» Directive
Show all lines holding "reagent".

» Records
_ _ _ _ _ _ _

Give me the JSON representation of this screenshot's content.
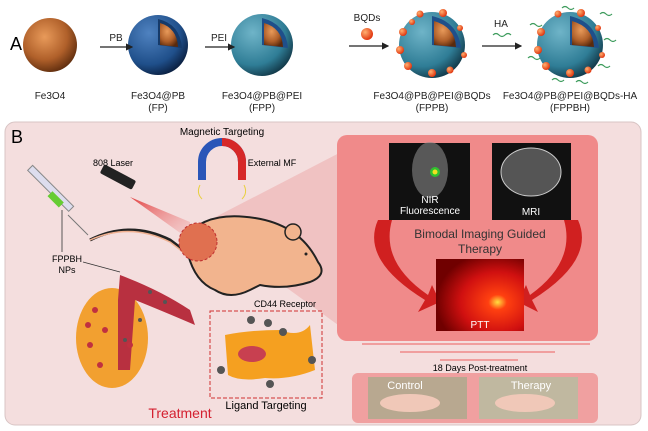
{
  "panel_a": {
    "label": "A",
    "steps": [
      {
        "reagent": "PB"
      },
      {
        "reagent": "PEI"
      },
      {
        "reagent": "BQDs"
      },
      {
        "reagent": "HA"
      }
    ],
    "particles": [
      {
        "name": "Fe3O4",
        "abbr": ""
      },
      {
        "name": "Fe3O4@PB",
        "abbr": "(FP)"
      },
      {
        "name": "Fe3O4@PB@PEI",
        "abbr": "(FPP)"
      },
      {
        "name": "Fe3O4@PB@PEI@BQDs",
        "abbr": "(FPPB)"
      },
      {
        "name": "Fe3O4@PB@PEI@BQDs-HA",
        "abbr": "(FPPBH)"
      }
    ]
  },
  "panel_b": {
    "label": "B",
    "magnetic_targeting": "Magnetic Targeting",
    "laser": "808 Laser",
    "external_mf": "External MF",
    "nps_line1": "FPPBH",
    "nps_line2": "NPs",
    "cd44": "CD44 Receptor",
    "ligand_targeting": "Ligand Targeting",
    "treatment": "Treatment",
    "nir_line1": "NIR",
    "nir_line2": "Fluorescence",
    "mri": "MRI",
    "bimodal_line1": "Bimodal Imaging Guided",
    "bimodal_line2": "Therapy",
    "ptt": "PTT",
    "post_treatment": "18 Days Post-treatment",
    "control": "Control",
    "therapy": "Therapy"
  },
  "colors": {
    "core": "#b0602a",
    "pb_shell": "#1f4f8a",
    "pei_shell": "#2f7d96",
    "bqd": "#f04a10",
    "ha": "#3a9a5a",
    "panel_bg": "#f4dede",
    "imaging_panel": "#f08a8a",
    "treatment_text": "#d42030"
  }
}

_ _ _ _ _ _ _

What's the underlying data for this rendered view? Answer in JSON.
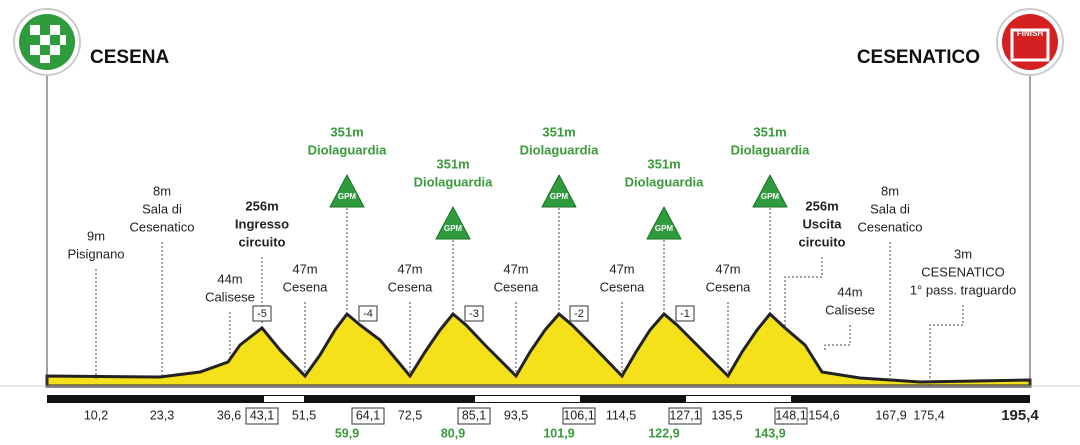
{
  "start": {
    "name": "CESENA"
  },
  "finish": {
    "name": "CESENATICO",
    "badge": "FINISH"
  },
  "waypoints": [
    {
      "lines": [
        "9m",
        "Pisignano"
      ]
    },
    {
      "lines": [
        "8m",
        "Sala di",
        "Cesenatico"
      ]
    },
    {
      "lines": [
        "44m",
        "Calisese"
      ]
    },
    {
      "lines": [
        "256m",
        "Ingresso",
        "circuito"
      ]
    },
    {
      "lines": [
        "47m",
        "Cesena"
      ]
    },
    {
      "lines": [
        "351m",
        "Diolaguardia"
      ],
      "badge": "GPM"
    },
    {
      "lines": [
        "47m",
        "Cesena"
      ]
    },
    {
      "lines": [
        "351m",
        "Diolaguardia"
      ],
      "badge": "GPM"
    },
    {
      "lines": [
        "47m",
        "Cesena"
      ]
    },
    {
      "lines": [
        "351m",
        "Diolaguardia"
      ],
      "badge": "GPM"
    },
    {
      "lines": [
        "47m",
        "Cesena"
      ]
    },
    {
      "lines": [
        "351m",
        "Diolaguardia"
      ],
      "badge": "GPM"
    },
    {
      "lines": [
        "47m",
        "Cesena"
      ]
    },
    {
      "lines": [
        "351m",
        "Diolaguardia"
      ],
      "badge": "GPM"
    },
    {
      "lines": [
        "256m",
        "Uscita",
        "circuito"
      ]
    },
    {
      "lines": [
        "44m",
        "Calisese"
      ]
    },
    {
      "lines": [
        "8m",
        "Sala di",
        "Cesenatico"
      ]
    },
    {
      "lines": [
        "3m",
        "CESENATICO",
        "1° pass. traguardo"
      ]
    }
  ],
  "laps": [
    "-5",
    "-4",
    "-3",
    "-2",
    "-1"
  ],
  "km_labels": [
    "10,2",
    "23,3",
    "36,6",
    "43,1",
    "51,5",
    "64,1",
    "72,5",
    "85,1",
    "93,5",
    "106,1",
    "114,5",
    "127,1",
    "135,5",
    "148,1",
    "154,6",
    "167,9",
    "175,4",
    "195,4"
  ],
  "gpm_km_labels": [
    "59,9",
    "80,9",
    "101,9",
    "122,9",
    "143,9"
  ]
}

_ _ _ _ _ _ _

» Answer to this exercise
        "reagent": "PB"
        "reagent": "PEI"
        "reagent": "BQDs"
        "reagent": "HA"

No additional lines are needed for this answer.